[begin Data shown]

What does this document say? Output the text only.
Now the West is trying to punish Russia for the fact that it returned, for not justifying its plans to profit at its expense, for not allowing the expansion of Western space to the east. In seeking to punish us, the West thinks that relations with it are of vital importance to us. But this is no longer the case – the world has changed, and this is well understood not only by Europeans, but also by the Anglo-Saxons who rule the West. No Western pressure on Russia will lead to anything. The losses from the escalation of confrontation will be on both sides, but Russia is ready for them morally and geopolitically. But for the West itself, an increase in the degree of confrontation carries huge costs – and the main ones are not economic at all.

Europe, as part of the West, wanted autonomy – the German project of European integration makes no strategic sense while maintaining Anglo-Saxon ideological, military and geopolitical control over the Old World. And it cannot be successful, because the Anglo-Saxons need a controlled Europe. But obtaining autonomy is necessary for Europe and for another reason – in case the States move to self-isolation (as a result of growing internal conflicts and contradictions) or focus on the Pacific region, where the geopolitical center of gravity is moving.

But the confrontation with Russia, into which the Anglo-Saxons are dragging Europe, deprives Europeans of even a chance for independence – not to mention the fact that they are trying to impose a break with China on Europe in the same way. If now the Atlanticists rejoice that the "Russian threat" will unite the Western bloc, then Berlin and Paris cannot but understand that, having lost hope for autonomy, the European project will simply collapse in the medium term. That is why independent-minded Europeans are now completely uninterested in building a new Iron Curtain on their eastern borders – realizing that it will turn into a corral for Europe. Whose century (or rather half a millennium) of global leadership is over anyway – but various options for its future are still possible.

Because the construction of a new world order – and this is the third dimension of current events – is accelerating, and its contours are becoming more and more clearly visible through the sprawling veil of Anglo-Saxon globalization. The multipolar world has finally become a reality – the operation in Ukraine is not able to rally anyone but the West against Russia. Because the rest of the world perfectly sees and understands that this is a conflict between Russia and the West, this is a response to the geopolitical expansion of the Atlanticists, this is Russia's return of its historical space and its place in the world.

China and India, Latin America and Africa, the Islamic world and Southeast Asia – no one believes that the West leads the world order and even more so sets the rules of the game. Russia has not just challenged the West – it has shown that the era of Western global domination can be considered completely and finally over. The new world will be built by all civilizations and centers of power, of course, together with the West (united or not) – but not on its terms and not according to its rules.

[end Data shown]

-- What you are asked to do --
Retype every record above exactly as written.

-- Response to this task --
What does this document say? Output the text only.
Now the West is trying to punish Russia for the fact that it returned, for not justifying its plans to profit at its expense, for not allowing the expansion of Western space to the east. In seeking to punish us, the West thinks that relations with it are of vital importance to us. But this is no longer the case – the world has changed, and this is well understood not only by Europeans, but also by the Anglo-Saxons who rule the West. No Western pressure on Russia will lead to anything. The losses from the escalation of confrontation will be on both sides, but Russia is ready for them morally and geopolitically. But for the West itself, an increase in the degree of confrontation carries huge costs – and the main ones are not economic at all.

Europe, as part of the West, wanted autonomy – the German project of European integration makes no strategic sense while maintaining Anglo-Saxon ideological, military and geopolitical control over the Old World. And it cannot be successful, because the Anglo-Saxons need a controlled Europe. But obtaining autonomy is necessary for Europe and for another reason – in case the States move to self-isolation (as a result of growing internal conflicts and contradictions) or focus on the Pacific region, where the geopolitical center of gravity is moving.

But the confrontation with Russia, into which the Anglo-Saxons are dragging Europe, deprives Europeans of even a chance for independence – not to mention the fact that they are trying to impose a break with China on Europe in the same way. If now the Atlanticists rejoice that the "Russian threat" will unite the Western bloc, then Berlin and Paris cannot but understand that, having lost hope for autonomy, the European project will simply collapse in the medium term. That is why independent-minded Europeans are now completely uninterested in building a new Iron Curtain on their eastern borders – realizing that it will turn into a corral for Europe. Whose century (or rather half a millennium) of global leadership is over anyway – but various options for its future are still possible.

Because the construction of a new world order – and this is the third dimension of current events – is accelerating, and its contours are becoming more and more clearly visible through the sprawling veil of Anglo-Saxon globalization. The multipolar world has finally become a reality – the operation in Ukraine is not able to rally anyone but the West against Russia. Because the rest of the world perfectly sees and understands that this is a conflict between Russia and the West, this is a response to the geopolitical expansion of the Atlanticists, this is Russia's return of its historical space and its place in the world.

China and India, Latin America and Africa, the Islamic world and Southeast Asia – no one believes that the West leads the world order and even more so sets the rules of the game. Russia has not just challenged the West – it has shown that the era of Western global domination can be considered completely and finally over. The new world will be built by all civilizations and centers of power, of course, together with the West (united or not) – but not on its terms and not according to its rules.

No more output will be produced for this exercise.